— BEGIN —

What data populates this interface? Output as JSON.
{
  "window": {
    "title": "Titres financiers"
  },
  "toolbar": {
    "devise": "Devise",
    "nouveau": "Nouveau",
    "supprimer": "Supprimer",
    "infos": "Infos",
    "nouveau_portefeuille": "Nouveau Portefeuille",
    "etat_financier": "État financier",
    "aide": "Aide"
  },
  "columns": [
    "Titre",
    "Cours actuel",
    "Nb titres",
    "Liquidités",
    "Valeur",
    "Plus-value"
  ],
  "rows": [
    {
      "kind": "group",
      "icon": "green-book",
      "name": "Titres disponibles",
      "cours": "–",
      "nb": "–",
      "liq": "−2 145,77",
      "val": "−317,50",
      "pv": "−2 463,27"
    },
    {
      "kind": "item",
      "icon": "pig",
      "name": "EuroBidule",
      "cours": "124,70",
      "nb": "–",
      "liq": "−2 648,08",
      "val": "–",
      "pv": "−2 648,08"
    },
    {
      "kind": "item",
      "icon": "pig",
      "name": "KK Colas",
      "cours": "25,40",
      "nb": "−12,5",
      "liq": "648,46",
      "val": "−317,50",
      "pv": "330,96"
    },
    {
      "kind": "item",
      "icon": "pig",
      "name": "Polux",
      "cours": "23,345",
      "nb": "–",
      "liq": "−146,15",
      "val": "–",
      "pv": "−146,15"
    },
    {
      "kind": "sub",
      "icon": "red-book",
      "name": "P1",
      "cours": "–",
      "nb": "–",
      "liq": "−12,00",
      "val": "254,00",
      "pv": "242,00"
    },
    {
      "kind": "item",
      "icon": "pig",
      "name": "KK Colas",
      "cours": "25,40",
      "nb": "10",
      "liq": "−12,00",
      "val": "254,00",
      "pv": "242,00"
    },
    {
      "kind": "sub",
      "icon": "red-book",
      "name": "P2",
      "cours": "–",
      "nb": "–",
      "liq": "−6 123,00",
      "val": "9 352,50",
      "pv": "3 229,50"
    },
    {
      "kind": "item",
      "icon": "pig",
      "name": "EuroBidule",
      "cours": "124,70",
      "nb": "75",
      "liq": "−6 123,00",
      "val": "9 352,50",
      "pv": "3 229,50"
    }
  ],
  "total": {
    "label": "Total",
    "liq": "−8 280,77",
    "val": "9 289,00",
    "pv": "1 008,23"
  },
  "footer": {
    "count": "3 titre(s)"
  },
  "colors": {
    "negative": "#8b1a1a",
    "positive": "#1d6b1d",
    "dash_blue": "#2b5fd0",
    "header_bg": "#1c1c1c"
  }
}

— END —

What is asked >> Every line of the material must be returned exactly as it appears.

Exercise answer >>
What data populates this interface? Output as JSON.
{
  "window": {
    "title": "Titres financiers"
  },
  "toolbar": {
    "devise": "Devise",
    "nouveau": "Nouveau",
    "supprimer": "Supprimer",
    "infos": "Infos",
    "nouveau_portefeuille": "Nouveau Portefeuille",
    "etat_financier": "État financier",
    "aide": "Aide"
  },
  "columns": [
    "Titre",
    "Cours actuel",
    "Nb titres",
    "Liquidités",
    "Valeur",
    "Plus-value"
  ],
  "rows": [
    {
      "kind": "group",
      "icon": "green-book",
      "name": "Titres disponibles",
      "cours": "–",
      "nb": "–",
      "liq": "−2 145,77",
      "val": "−317,50",
      "pv": "−2 463,27"
    },
    {
      "kind": "item",
      "icon": "pig",
      "name": "EuroBidule",
      "cours": "124,70",
      "nb": "–",
      "liq": "−2 648,08",
      "val": "–",
      "pv": "−2 648,08"
    },
    {
      "kind": "item",
      "icon": "pig",
      "name": "KK Colas",
      "cours": "25,40",
      "nb": "−12,5",
      "liq": "648,46",
      "val": "−317,50",
      "pv": "330,96"
    },
    {
      "kind": "item",
      "icon": "pig",
      "name": "Polux",
      "cours": "23,345",
      "nb": "–",
      "liq": "−146,15",
      "val": "–",
      "pv": "−146,15"
    },
    {
      "kind": "sub",
      "icon": "red-book",
      "name": "P1",
      "cours": "–",
      "nb": "–",
      "liq": "−12,00",
      "val": "254,00",
      "pv": "242,00"
    },
    {
      "kind": "item",
      "icon": "pig",
      "name": "KK Colas",
      "cours": "25,40",
      "nb": "10",
      "liq": "−12,00",
      "val": "254,00",
      "pv": "242,00"
    },
    {
      "kind": "sub",
      "icon": "red-book",
      "name": "P2",
      "cours": "–",
      "nb": "–",
      "liq": "−6 123,00",
      "val": "9 352,50",
      "pv": "3 229,50"
    },
    {
      "kind": "item",
      "icon": "pig",
      "name": "EuroBidule",
      "cours": "124,70",
      "nb": "75",
      "liq": "−6 123,00",
      "val": "9 352,50",
      "pv": "3 229,50"
    }
  ],
  "total": {
    "label": "Total",
    "liq": "−8 280,77",
    "val": "9 289,00",
    "pv": "1 008,23"
  },
  "footer": {
    "count": "3 titre(s)"
  },
  "colors": {
    "negative": "#8b1a1a",
    "positive": "#1d6b1d",
    "dash_blue": "#2b5fd0",
    "header_bg": "#1c1c1c"
  }
}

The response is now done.